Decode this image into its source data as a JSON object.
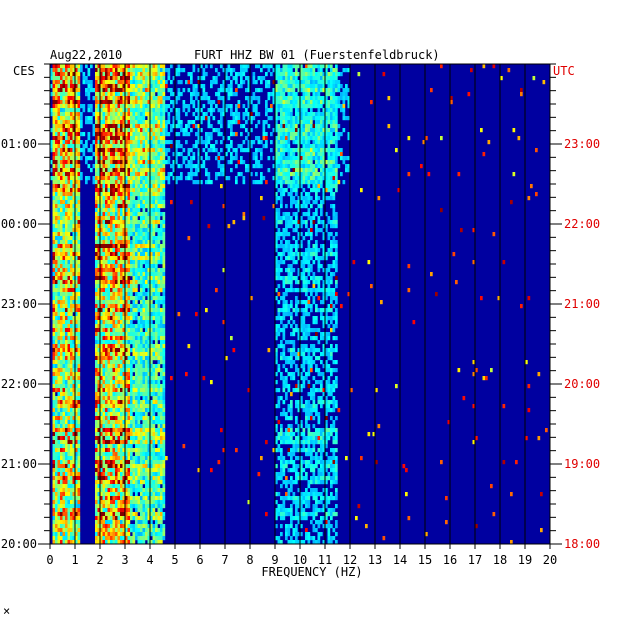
{
  "header": {
    "date": "Aug22,2010",
    "station": "FURT HHZ BW 01 (Fuerstenfeldbruck)"
  },
  "colors": {
    "utc_axis": "#e00000",
    "local_axis": "#000000",
    "background": "#0000a0"
  },
  "chart_data": {
    "type": "heatmap",
    "title": "FURT HHZ BW 01 (Fuerstenfeldbruck)",
    "xlabel": "FREQUENCY (HZ)",
    "xlim": [
      0,
      20
    ],
    "x_ticks": [
      "0",
      "1",
      "2",
      "3",
      "4",
      "5",
      "6",
      "7",
      "8",
      "9",
      "10",
      "11",
      "12",
      "13",
      "14",
      "15",
      "16",
      "17",
      "18",
      "19",
      "20"
    ],
    "left_axis": {
      "label": "CES",
      "ticks": [
        {
          "label": "01:00",
          "hours_from_bottom": 5
        },
        {
          "label": "00:00",
          "hours_from_bottom": 4
        },
        {
          "label": "23:00",
          "hours_from_bottom": 3
        },
        {
          "label": "22:00",
          "hours_from_bottom": 2
        },
        {
          "label": "21:00",
          "hours_from_bottom": 1
        },
        {
          "label": "20:00",
          "hours_from_bottom": 0
        }
      ]
    },
    "right_axis": {
      "label": "UTC",
      "ticks": [
        {
          "label": "23:00",
          "hours_from_bottom": 5
        },
        {
          "label": "22:00",
          "hours_from_bottom": 4
        },
        {
          "label": "21:00",
          "hours_from_bottom": 3
        },
        {
          "label": "20:00",
          "hours_from_bottom": 2
        },
        {
          "label": "19:00",
          "hours_from_bottom": 1
        },
        {
          "label": "18:00",
          "hours_from_bottom": 0
        }
      ]
    },
    "hours_span": 6,
    "minor_ticks_per_hour": 6,
    "energy_bands": [
      {
        "f_min": 0.1,
        "f_max": 1.2,
        "strength": 0.75
      },
      {
        "f_min": 1.8,
        "f_max": 3.2,
        "strength": 0.85
      },
      {
        "f_min": 3.2,
        "f_max": 4.6,
        "strength": 0.45
      },
      {
        "f_min": 9.0,
        "f_max": 11.5,
        "strength": 0.2
      }
    ],
    "legend": "none",
    "grid": "vertical lines at every 1 Hz"
  }
}
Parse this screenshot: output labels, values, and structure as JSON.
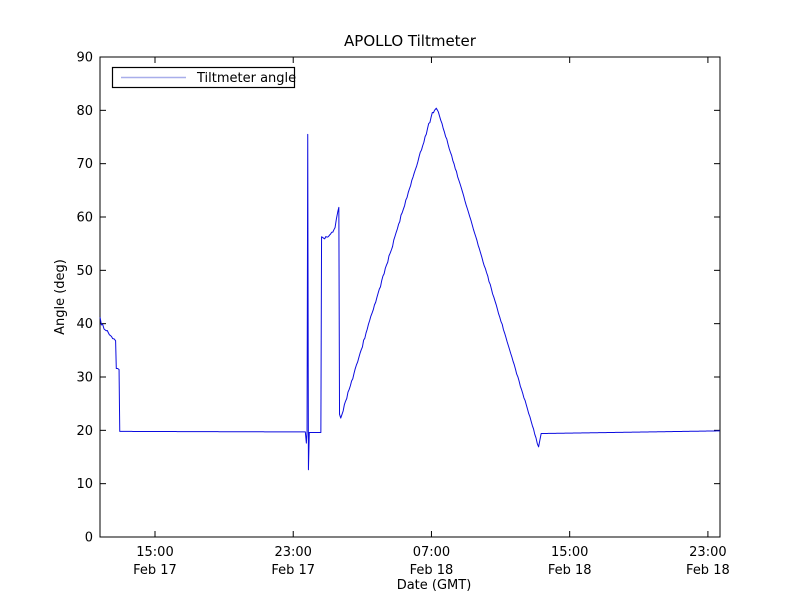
{
  "chart_data": {
    "type": "line",
    "title": "APOLLO Tiltmeter",
    "xlabel": "Date (GMT)",
    "ylabel": "Angle (deg)",
    "legend": {
      "label": "Tiltmeter angle",
      "position": "upper left"
    },
    "grid": false,
    "ylim": [
      0,
      90
    ],
    "y_ticks": [
      0,
      10,
      20,
      30,
      40,
      50,
      60,
      70,
      80,
      90
    ],
    "x_unit_hint": "hours since Feb 17 00:00 GMT",
    "xlim": [
      11.817,
      47.7
    ],
    "x_ticks": [
      {
        "t": 15,
        "time": "15:00",
        "date": "Feb 17"
      },
      {
        "t": 23,
        "time": "23:00",
        "date": "Feb 17"
      },
      {
        "t": 31,
        "time": "07:00",
        "date": "Feb 18"
      },
      {
        "t": 39,
        "time": "15:00",
        "date": "Feb 18"
      },
      {
        "t": 47,
        "time": "23:00",
        "date": "Feb 18"
      }
    ],
    "line_color": "#0b0bdf",
    "legend_line_color": "#a8aeea",
    "keypoint_format": [
      "t_hours",
      "angle_deg",
      "noise_amp_deg_to_next"
    ],
    "series": [
      {
        "name": "Tiltmeter angle",
        "keypoints": [
          [
            11.82,
            41.2,
            0.45
          ],
          [
            12.05,
            39.0,
            0.4
          ],
          [
            12.3,
            38.3,
            0.35
          ],
          [
            12.55,
            37.2,
            0.25
          ],
          [
            12.72,
            36.8,
            0.0
          ],
          [
            12.76,
            31.6,
            0.15
          ],
          [
            12.92,
            31.4,
            0.0
          ],
          [
            12.96,
            19.8,
            0.0
          ],
          [
            23.7,
            19.7,
            0.6
          ],
          [
            23.76,
            17.6,
            0.0
          ],
          [
            23.8,
            19.8,
            0.0
          ],
          [
            23.84,
            75.5,
            0.0
          ],
          [
            23.88,
            12.6,
            0.0
          ],
          [
            23.93,
            19.6,
            0.0
          ],
          [
            24.6,
            19.6,
            0.55
          ],
          [
            24.64,
            56.3,
            0.0
          ],
          [
            24.82,
            55.9,
            0.25
          ],
          [
            25.1,
            56.6,
            0.25
          ],
          [
            25.42,
            58.0,
            0.2
          ],
          [
            25.58,
            61.0,
            0.1
          ],
          [
            25.64,
            61.8,
            0.0
          ],
          [
            25.68,
            23.0,
            0.0
          ],
          [
            25.75,
            22.3,
            0.3
          ],
          [
            31.05,
            79.6,
            0.3
          ],
          [
            31.18,
            80.0,
            0.12
          ],
          [
            31.28,
            80.4,
            0.1
          ],
          [
            31.4,
            79.7,
            0.15
          ],
          [
            37.05,
            18.6,
            0.3
          ],
          [
            37.2,
            16.9,
            0.0
          ],
          [
            37.35,
            19.4,
            0.0
          ],
          [
            47.7,
            19.9,
            0.6
          ]
        ]
      }
    ]
  }
}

┄┄┄┄┄┄

→ TASK DIRECTIONS
All of the entries above should be duplicated exactly, except for the pictures.

→ RESPONSE
Decode this image into its source data as a JSON object.
{
  "header": {
    "date": "Aug22,2010",
    "station": "FURT HHZ BW 01 (Fuerstenfeldbruck)"
  },
  "colors": {
    "utc_axis": "#e00000",
    "local_axis": "#000000",
    "background": "#0000a0"
  },
  "chart_data": {
    "type": "heatmap",
    "title": "FURT HHZ BW 01 (Fuerstenfeldbruck)",
    "xlabel": "FREQUENCY (HZ)",
    "xlim": [
      0,
      20
    ],
    "x_ticks": [
      "0",
      "1",
      "2",
      "3",
      "4",
      "5",
      "6",
      "7",
      "8",
      "9",
      "10",
      "11",
      "12",
      "13",
      "14",
      "15",
      "16",
      "17",
      "18",
      "19",
      "20"
    ],
    "left_axis": {
      "label": "CES",
      "ticks": [
        {
          "label": "01:00",
          "hours_from_bottom": 5
        },
        {
          "label": "00:00",
          "hours_from_bottom": 4
        },
        {
          "label": "23:00",
          "hours_from_bottom": 3
        },
        {
          "label": "22:00",
          "hours_from_bottom": 2
        },
        {
          "label": "21:00",
          "hours_from_bottom": 1
        },
        {
          "label": "20:00",
          "hours_from_bottom": 0
        }
      ]
    },
    "right_axis": {
      "label": "UTC",
      "ticks": [
        {
          "label": "23:00",
          "hours_from_bottom": 5
        },
        {
          "label": "22:00",
          "hours_from_bottom": 4
        },
        {
          "label": "21:00",
          "hours_from_bottom": 3
        },
        {
          "label": "20:00",
          "hours_from_bottom": 2
        },
        {
          "label": "19:00",
          "hours_from_bottom": 1
        },
        {
          "label": "18:00",
          "hours_from_bottom": 0
        }
      ]
    },
    "hours_span": 6,
    "minor_ticks_per_hour": 6,
    "energy_bands": [
      {
        "f_min": 0.1,
        "f_max": 1.2,
        "strength": 0.75
      },
      {
        "f_min": 1.8,
        "f_max": 3.2,
        "strength": 0.85
      },
      {
        "f_min": 3.2,
        "f_max": 4.6,
        "strength": 0.45
      },
      {
        "f_min": 9.0,
        "f_max": 11.5,
        "strength": 0.2
      }
    ],
    "legend": "none",
    "grid": "vertical lines at every 1 Hz"
  }
}
Parse this screenshot: output labels, values, and structure as JSON.
{
  "chart_data": {
    "type": "line",
    "title": "APOLLO Tiltmeter",
    "xlabel": "Date (GMT)",
    "ylabel": "Angle (deg)",
    "legend": {
      "label": "Tiltmeter angle",
      "position": "upper left"
    },
    "grid": false,
    "ylim": [
      0,
      90
    ],
    "y_ticks": [
      0,
      10,
      20,
      30,
      40,
      50,
      60,
      70,
      80,
      90
    ],
    "x_unit_hint": "hours since Feb 17 00:00 GMT",
    "xlim": [
      11.817,
      47.7
    ],
    "x_ticks": [
      {
        "t": 15,
        "time": "15:00",
        "date": "Feb 17"
      },
      {
        "t": 23,
        "time": "23:00",
        "date": "Feb 17"
      },
      {
        "t": 31,
        "time": "07:00",
        "date": "Feb 18"
      },
      {
        "t": 39,
        "time": "15:00",
        "date": "Feb 18"
      },
      {
        "t": 47,
        "time": "23:00",
        "date": "Feb 18"
      }
    ],
    "line_color": "#0b0bdf",
    "legend_line_color": "#a8aeea",
    "keypoint_format": [
      "t_hours",
      "angle_deg",
      "noise_amp_deg_to_next"
    ],
    "series": [
      {
        "name": "Tiltmeter angle",
        "keypoints": [
          [
            11.82,
            41.2,
            0.45
          ],
          [
            12.05,
            39.0,
            0.4
          ],
          [
            12.3,
            38.3,
            0.35
          ],
          [
            12.55,
            37.2,
            0.25
          ],
          [
            12.72,
            36.8,
            0.0
          ],
          [
            12.76,
            31.6,
            0.15
          ],
          [
            12.92,
            31.4,
            0.0
          ],
          [
            12.96,
            19.8,
            0.0
          ],
          [
            23.7,
            19.7,
            0.6
          ],
          [
            23.76,
            17.6,
            0.0
          ],
          [
            23.8,
            19.8,
            0.0
          ],
          [
            23.84,
            75.5,
            0.0
          ],
          [
            23.88,
            12.6,
            0.0
          ],
          [
            23.93,
            19.6,
            0.0
          ],
          [
            24.6,
            19.6,
            0.55
          ],
          [
            24.64,
            56.3,
            0.0
          ],
          [
            24.82,
            55.9,
            0.25
          ],
          [
            25.1,
            56.6,
            0.25
          ],
          [
            25.42,
            58.0,
            0.2
          ],
          [
            25.58,
            61.0,
            0.1
          ],
          [
            25.64,
            61.8,
            0.0
          ],
          [
            25.68,
            23.0,
            0.0
          ],
          [
            25.75,
            22.3,
            0.3
          ],
          [
            31.05,
            79.6,
            0.3
          ],
          [
            31.18,
            80.0,
            0.12
          ],
          [
            31.28,
            80.4,
            0.1
          ],
          [
            31.4,
            79.7,
            0.15
          ],
          [
            37.05,
            18.6,
            0.3
          ],
          [
            37.2,
            16.9,
            0.0
          ],
          [
            37.35,
            19.4,
            0.0
          ],
          [
            47.7,
            19.9,
            0.6
          ]
        ]
      }
    ]
  }
}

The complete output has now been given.